Righe di dati:
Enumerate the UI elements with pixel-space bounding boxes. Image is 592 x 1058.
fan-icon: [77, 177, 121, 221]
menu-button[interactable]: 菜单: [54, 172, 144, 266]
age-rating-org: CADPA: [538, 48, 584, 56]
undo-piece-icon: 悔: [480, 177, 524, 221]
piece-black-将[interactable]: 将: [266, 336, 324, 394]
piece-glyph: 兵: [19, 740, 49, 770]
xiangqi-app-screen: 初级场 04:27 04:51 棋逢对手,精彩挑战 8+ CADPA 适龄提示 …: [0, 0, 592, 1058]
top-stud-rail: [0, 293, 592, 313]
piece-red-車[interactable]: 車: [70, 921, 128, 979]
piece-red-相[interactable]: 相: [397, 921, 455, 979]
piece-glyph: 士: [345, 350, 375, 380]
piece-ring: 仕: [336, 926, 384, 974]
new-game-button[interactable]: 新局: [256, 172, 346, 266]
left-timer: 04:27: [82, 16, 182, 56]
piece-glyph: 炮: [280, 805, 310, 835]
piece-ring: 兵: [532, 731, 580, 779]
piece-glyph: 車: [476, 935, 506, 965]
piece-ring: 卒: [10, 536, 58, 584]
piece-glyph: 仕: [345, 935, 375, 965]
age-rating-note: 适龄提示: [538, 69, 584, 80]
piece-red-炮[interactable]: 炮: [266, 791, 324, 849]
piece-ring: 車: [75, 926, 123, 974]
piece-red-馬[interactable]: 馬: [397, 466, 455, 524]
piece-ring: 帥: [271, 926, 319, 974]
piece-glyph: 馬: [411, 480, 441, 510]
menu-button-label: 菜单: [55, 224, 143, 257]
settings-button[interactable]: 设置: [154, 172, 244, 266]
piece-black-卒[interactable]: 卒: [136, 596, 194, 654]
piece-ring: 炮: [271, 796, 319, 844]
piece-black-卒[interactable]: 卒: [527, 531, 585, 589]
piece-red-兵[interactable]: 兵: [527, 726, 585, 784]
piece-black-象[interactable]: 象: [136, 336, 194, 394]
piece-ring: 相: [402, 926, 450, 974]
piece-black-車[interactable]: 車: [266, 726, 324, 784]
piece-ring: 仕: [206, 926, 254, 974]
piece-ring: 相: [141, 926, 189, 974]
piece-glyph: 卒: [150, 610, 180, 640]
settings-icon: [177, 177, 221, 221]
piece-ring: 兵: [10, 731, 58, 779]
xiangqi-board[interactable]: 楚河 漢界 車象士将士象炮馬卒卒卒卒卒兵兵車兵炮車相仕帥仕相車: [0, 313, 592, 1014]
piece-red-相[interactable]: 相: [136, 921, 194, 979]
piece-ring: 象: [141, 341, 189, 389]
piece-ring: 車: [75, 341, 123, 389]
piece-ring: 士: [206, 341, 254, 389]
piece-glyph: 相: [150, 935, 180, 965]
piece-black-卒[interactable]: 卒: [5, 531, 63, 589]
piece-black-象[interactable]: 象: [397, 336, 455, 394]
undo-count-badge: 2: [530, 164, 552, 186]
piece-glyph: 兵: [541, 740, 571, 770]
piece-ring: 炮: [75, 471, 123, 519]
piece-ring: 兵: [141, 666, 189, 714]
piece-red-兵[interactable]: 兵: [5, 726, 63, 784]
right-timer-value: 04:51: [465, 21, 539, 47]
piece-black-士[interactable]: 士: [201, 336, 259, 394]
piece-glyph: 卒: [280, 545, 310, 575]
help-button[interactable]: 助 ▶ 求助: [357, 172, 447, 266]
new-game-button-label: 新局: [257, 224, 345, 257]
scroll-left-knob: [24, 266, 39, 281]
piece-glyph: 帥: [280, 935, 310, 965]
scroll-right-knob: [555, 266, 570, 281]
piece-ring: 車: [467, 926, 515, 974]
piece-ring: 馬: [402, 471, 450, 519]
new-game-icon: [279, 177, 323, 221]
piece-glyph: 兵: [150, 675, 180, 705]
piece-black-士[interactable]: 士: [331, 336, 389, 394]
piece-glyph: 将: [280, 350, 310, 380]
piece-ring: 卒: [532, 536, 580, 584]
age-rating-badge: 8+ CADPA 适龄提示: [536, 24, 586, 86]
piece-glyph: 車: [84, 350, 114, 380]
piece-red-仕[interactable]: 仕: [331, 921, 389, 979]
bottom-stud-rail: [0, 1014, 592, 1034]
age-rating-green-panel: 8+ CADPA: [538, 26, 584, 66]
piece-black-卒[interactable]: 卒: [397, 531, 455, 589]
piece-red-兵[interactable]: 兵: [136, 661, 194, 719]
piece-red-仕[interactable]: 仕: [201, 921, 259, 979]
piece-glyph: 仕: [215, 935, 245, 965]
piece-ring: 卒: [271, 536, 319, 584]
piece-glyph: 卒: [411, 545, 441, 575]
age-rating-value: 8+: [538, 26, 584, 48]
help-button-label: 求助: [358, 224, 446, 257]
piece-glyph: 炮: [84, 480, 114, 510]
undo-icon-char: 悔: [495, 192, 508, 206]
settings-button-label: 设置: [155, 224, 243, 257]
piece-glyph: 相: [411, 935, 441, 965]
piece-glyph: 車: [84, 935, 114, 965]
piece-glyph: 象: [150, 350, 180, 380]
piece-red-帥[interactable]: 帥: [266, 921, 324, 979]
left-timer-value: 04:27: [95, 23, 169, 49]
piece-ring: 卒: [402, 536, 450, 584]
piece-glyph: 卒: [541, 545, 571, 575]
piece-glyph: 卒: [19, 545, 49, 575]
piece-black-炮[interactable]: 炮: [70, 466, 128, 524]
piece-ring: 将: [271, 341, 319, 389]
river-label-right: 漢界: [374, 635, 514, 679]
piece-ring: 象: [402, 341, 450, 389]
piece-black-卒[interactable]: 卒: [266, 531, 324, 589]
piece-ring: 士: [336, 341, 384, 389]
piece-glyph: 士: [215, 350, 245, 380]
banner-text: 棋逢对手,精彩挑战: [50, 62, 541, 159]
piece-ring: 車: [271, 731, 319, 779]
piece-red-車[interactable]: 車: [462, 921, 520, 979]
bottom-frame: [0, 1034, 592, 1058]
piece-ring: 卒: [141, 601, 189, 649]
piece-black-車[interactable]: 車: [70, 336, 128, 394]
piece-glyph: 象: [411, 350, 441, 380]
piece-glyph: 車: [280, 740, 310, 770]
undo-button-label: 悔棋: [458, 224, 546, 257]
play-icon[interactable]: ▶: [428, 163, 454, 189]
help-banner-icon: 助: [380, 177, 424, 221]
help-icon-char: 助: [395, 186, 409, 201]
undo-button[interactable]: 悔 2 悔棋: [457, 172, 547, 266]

Scopo del compito: Disponi tutti i record come tabella Markdown con due colonne, «N.» per il numero progressivo e «Testo» per la riga. Escludi le righe vuote.

Risposta attesa:
| N. | Testo |
|---|---|
| 1 | Enumerate the UI elements with pixel-space bounding boxes. Image is 592 x 1058. |
| 2 | fan-icon: [77, 177, 121, 221] |
| 3 | menu-button[interactable]: 菜单: [54, 172, 144, 266] |
| 4 | age-rating-org: CADPA: [538, 48, 584, 56] |
| 5 | undo-piece-icon: 悔: [480, 177, 524, 221] |
| 6 | piece-black-将[interactable]: 将: [266, 336, 324, 394] |
| 7 | piece-glyph: 兵: [19, 740, 49, 770] |
| 8 | xiangqi-app-screen: 初级场 04:27 04:51 棋逢对手,精彩挑战 8+ CADPA 适龄提示 …: [0, 0, 592, 1058] |
| 9 | top-stud-rail: [0, 293, 592, 313] |
| 10 | piece-red-車[interactable]: 車: [70, 921, 128, 979] |
| 11 | piece-red-相[interactable]: 相: [397, 921, 455, 979] |
| 12 | piece-glyph: 士: [345, 350, 375, 380] |
| 13 | piece-ring: 仕: [336, 926, 384, 974] |
| 14 | new-game-button[interactable]: 新局: [256, 172, 346, 266] |
| 15 | left-timer: 04:27: [82, 16, 182, 56] |
| 16 | piece-glyph: 炮: [280, 805, 310, 835] |
| 17 | piece-ring: 兵: [532, 731, 580, 779] |
| 18 | piece-glyph: 車: [476, 935, 506, 965] |
| 19 | piece-ring: 卒: [10, 536, 58, 584] |
| 20 | piece-glyph: 仕: [345, 935, 375, 965] |
| 21 | age-rating-note: 适龄提示: [538, 69, 584, 80] |
| 22 | piece-red-炮[interactable]: 炮: [266, 791, 324, 849] |
| 23 | piece-ring: 車: [75, 926, 123, 974] |
| 24 | piece-red-馬[interactable]: 馬: [397, 466, 455, 524] |
| 25 | piece-ring: 帥: [271, 926, 319, 974] |
| 26 | piece-glyph: 馬: [411, 480, 441, 510] |
| 27 | menu-button-label: 菜单: [55, 224, 143, 257] |
| 28 | settings-button[interactable]: 设置: [154, 172, 244, 266] |
| 29 | piece-black-卒[interactable]: 卒: [136, 596, 194, 654] |
| 30 | piece-ring: 炮: [271, 796, 319, 844] |
| 31 | piece-black-卒[interactable]: 卒: [527, 531, 585, 589] |
| 32 | piece-red-兵[interactable]: 兵: [527, 726, 585, 784] |
| 33 | piece-black-象[interactable]: 象: [136, 336, 194, 394] |
| 34 | piece-ring: 相: [402, 926, 450, 974] |
| 35 | piece-black-車[interactable]: 車: [266, 726, 324, 784] |
| 36 | piece-ring: 仕: [206, 926, 254, 974] |
| 37 | piece-ring: 相: [141, 926, 189, 974] |
| 38 | piece-glyph: 卒: [150, 610, 180, 640] |
| 39 | settings-icon: [177, 177, 221, 221] |
| 40 | piece-ring: 兵: [10, 731, 58, 779] |
| 41 | xiangqi-board[interactable]: 楚河 漢界 車象士将士象炮馬卒卒卒卒卒兵兵車兵炮車相仕帥仕相車: [0, 313, 592, 1014] |
| 42 | piece-red-相[interactable]: 相: [136, 921, 194, 979] |
| 43 | piece-ring: 象: [141, 341, 189, 389] |
| 44 | piece-ring: 車: [75, 341, 123, 389] |
| 45 | piece-ring: 士: [206, 341, 254, 389] |
| 46 | piece-glyph: 相: [150, 935, 180, 965] |
| 47 | piece-black-卒[interactable]: 卒: [5, 531, 63, 589] |
| 48 | piece-black-象[interactable]: 象: [397, 336, 455, 394] |
| 49 | undo-count-badge: 2: [530, 164, 552, 186] |
| 50 | piece-glyph: 兵: [541, 740, 571, 770] |
| 51 | piece-ring: 炮: [75, 471, 123, 519] |
| 52 | piece-ring: 兵: [141, 666, 189, 714] |
| 53 | piece-red-兵[interactable]: 兵: [5, 726, 63, 784] |
| 54 | right-timer-value: 04:51: [465, 21, 539, 47] |
| 55 | piece-black-士[interactable]: 士: [201, 336, 259, 394] |
| 56 | piece-glyph: 卒: [280, 545, 310, 575] |
| 57 | help-button[interactable]: 助 ▶ 求助: [357, 172, 447, 266] |
| 58 | new-game-button-label: 新局: [257, 224, 345, 257] |
| 59 | scroll-left-knob: [24, 266, 39, 281] |
| 60 | piece-glyph: 帥: [280, 935, 310, 965] |
| 61 | scroll-right-knob: [555, 266, 570, 281] |
| 62 | piece-ring: 車: [467, 926, 515, 974] |
| 63 | piece-ring: 馬: [402, 471, 450, 519] |
| 64 | new-game-icon: [279, 177, 323, 221] |
| 65 | piece-glyph: 兵: [150, 675, 180, 705] |
| 66 | piece-black-士[interactable]: 士: [331, 336, 389, 394] |
| 67 | piece-glyph: 将: [280, 350, 310, 380] |
| 68 | piece-ring: 卒: [532, 536, 580, 584] |
| 69 | age-rating-badge: 8+ CADPA 适龄提示: [536, 24, 586, 86] |
| 70 | piece-glyph: 車: [84, 350, 114, 380] |
| 71 | piece-red-仕[interactable]: 仕: [331, 921, 389, 979] |
| 72 | bottom-stud-rail: [0, 1014, 592, 1034] |
| 73 | age-rating-green-panel: 8+ CADPA: [538, 26, 584, 66] |
| 74 | piece-black-卒[interactable]: 卒: [397, 531, 455, 589] |
| 75 | piece-red-兵[interactable]: 兵: [136, 661, 194, 719] |
| 76 | piece-red-仕[interactable]: 仕: [201, 921, 259, 979] |
| 77 | piece-glyph: 仕: [215, 935, 245, 965] |
| 78 | piece-ring: 卒: [271, 536, 319, 584] |
| 79 | piece-glyph: 卒: [411, 545, 441, 575] |
| 80 | age-rating-value: 8+: [538, 26, 584, 48] |
| 81 | help-button-label: 求助: [358, 224, 446, 257] |
| 82 | piece-glyph: 炮: [84, 480, 114, 510] |
| 83 | undo-icon-char: 悔: [495, 192, 508, 206] |
| 84 | settings-button-label: 设置: [155, 224, 243, 257] |
| 85 | piece-glyph: 相: [411, 935, 441, 965] |
| 86 | piece-glyph: 車: [84, 935, 114, 965] |
| 87 | piece-glyph: 象: [150, 350, 180, 380] |
| 88 | piece-red-帥[interactable]: 帥: [266, 921, 324, 979] |
| 89 | left-timer-value: 04:27: [95, 23, 169, 49] |
| 90 | piece-ring: 卒: [402, 536, 450, 584] |
| 91 | piece-glyph: 卒: [541, 545, 571, 575] |
| 92 | piece-glyph: 卒: [19, 545, 49, 575] |
| 93 | piece-black-炮[interactable]: 炮: [70, 466, 128, 524] |
| 94 | piece-ring: 将: [271, 341, 319, 389] |
| 95 | river-label-right: 漢界: [374, 635, 514, 679] |
| 96 | piece-ring: 象: [402, 341, 450, 389] |
| 97 | piece-black-卒[interactable]: 卒: [266, 531, 324, 589] |
| 98 | piece-ring: 士: [336, 341, 384, 389] |
| 99 | piece-glyph: 士: [215, 350, 245, 380] |
| 100 | banner-text: 棋逢对手,精彩挑战: [50, 62, 541, 159] |
| 101 | piece-ring: 車: [271, 731, 319, 779] |
| 102 | piece-red-車[interactable]: 車: [462, 921, 520, 979] |
| 103 | bottom-frame: [0, 1034, 592, 1058] |
| 104 | piece-ring: 卒: [141, 601, 189, 649] |
| 105 | piece-black-車[interactable]: 車: [70, 336, 128, 394] |
| 106 | piece-glyph: 象: [411, 350, 441, 380] |
| 107 | piece-glyph: 車: [280, 740, 310, 770] |
| 108 | undo-button-label: 悔棋: [458, 224, 546, 257] |
| 109 | play-icon[interactable]: ▶: [428, 163, 454, 189] |
| 110 | help-banner-icon: 助: [380, 177, 424, 221] |
| 111 | help-icon-char: 助: [395, 186, 409, 201] |
| 112 | undo-button[interactable]: 悔 2 悔棋: [457, 172, 547, 266] |